Source material -
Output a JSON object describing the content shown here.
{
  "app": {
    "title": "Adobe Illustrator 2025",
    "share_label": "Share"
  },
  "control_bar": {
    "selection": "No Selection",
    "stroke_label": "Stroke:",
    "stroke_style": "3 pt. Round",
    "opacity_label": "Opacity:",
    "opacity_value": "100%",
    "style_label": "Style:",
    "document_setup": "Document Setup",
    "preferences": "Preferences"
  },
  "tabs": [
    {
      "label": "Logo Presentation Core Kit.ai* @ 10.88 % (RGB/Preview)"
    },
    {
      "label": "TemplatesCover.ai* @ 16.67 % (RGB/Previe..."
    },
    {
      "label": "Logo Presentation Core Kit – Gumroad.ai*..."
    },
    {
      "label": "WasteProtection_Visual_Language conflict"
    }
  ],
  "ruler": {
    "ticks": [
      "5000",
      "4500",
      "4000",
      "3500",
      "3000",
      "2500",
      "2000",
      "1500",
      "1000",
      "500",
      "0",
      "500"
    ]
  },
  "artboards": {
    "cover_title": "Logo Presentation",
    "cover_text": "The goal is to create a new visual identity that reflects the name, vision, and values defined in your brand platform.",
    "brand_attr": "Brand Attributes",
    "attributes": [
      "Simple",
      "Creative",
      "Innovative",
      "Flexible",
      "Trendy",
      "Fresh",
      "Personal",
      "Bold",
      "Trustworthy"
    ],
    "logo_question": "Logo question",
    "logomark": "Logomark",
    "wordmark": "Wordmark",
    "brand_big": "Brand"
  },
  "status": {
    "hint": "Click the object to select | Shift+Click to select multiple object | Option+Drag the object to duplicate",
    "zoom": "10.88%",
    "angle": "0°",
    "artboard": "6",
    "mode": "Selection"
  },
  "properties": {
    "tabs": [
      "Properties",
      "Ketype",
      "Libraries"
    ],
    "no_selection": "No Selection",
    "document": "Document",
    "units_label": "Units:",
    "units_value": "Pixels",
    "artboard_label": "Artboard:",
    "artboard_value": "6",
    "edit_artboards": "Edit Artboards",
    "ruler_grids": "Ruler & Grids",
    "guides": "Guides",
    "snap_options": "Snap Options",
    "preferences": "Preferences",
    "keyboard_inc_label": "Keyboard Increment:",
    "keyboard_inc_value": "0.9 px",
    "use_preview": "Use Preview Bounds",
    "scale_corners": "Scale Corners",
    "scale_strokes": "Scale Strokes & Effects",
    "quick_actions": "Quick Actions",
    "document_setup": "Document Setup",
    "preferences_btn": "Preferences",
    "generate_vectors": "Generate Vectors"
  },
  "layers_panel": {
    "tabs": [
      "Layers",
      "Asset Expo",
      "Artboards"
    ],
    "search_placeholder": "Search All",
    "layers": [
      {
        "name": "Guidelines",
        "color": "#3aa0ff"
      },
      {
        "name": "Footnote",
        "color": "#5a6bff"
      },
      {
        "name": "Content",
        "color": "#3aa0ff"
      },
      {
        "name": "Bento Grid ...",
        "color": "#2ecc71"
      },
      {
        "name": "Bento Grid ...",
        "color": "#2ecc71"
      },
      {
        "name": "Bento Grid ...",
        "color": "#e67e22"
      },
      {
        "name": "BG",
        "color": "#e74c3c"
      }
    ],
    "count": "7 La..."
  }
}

Goal - Write the material out again in its entirety, exactly as shown.

Correct output -
Output a JSON object describing the content shown here.
{
  "app": {
    "title": "Adobe Illustrator 2025",
    "share_label": "Share"
  },
  "control_bar": {
    "selection": "No Selection",
    "stroke_label": "Stroke:",
    "stroke_style": "3 pt. Round",
    "opacity_label": "Opacity:",
    "opacity_value": "100%",
    "style_label": "Style:",
    "document_setup": "Document Setup",
    "preferences": "Preferences"
  },
  "tabs": [
    {
      "label": "Logo Presentation Core Kit.ai* @ 10.88 % (RGB/Preview)"
    },
    {
      "label": "TemplatesCover.ai* @ 16.67 % (RGB/Previe..."
    },
    {
      "label": "Logo Presentation Core Kit – Gumroad.ai*..."
    },
    {
      "label": "WasteProtection_Visual_Language conflict"
    }
  ],
  "ruler": {
    "ticks": [
      "5000",
      "4500",
      "4000",
      "3500",
      "3000",
      "2500",
      "2000",
      "1500",
      "1000",
      "500",
      "0",
      "500"
    ]
  },
  "artboards": {
    "cover_title": "Logo Presentation",
    "cover_text": "The goal is to create a new visual identity that reflects the name, vision, and values defined in your brand platform.",
    "brand_attr": "Brand Attributes",
    "attributes": [
      "Simple",
      "Creative",
      "Innovative",
      "Flexible",
      "Trendy",
      "Fresh",
      "Personal",
      "Bold",
      "Trustworthy"
    ],
    "logo_question": "Logo question",
    "logomark": "Logomark",
    "wordmark": "Wordmark",
    "brand_big": "Brand"
  },
  "status": {
    "hint": "Click the object to select | Shift+Click to select multiple object | Option+Drag the object to duplicate",
    "zoom": "10.88%",
    "angle": "0°",
    "artboard": "6",
    "mode": "Selection"
  },
  "properties": {
    "tabs": [
      "Properties",
      "Ketype",
      "Libraries"
    ],
    "no_selection": "No Selection",
    "document": "Document",
    "units_label": "Units:",
    "units_value": "Pixels",
    "artboard_label": "Artboard:",
    "artboard_value": "6",
    "edit_artboards": "Edit Artboards",
    "ruler_grids": "Ruler & Grids",
    "guides": "Guides",
    "snap_options": "Snap Options",
    "preferences": "Preferences",
    "keyboard_inc_label": "Keyboard Increment:",
    "keyboard_inc_value": "0.9 px",
    "use_preview": "Use Preview Bounds",
    "scale_corners": "Scale Corners",
    "scale_strokes": "Scale Strokes & Effects",
    "quick_actions": "Quick Actions",
    "document_setup": "Document Setup",
    "preferences_btn": "Preferences",
    "generate_vectors": "Generate Vectors"
  },
  "layers_panel": {
    "tabs": [
      "Layers",
      "Asset Expo",
      "Artboards"
    ],
    "search_placeholder": "Search All",
    "layers": [
      {
        "name": "Guidelines",
        "color": "#3aa0ff"
      },
      {
        "name": "Footnote",
        "color": "#5a6bff"
      },
      {
        "name": "Content",
        "color": "#3aa0ff"
      },
      {
        "name": "Bento Grid ...",
        "color": "#2ecc71"
      },
      {
        "name": "Bento Grid ...",
        "color": "#2ecc71"
      },
      {
        "name": "Bento Grid ...",
        "color": "#e67e22"
      },
      {
        "name": "BG",
        "color": "#e74c3c"
      }
    ],
    "count": "7 La..."
  }
}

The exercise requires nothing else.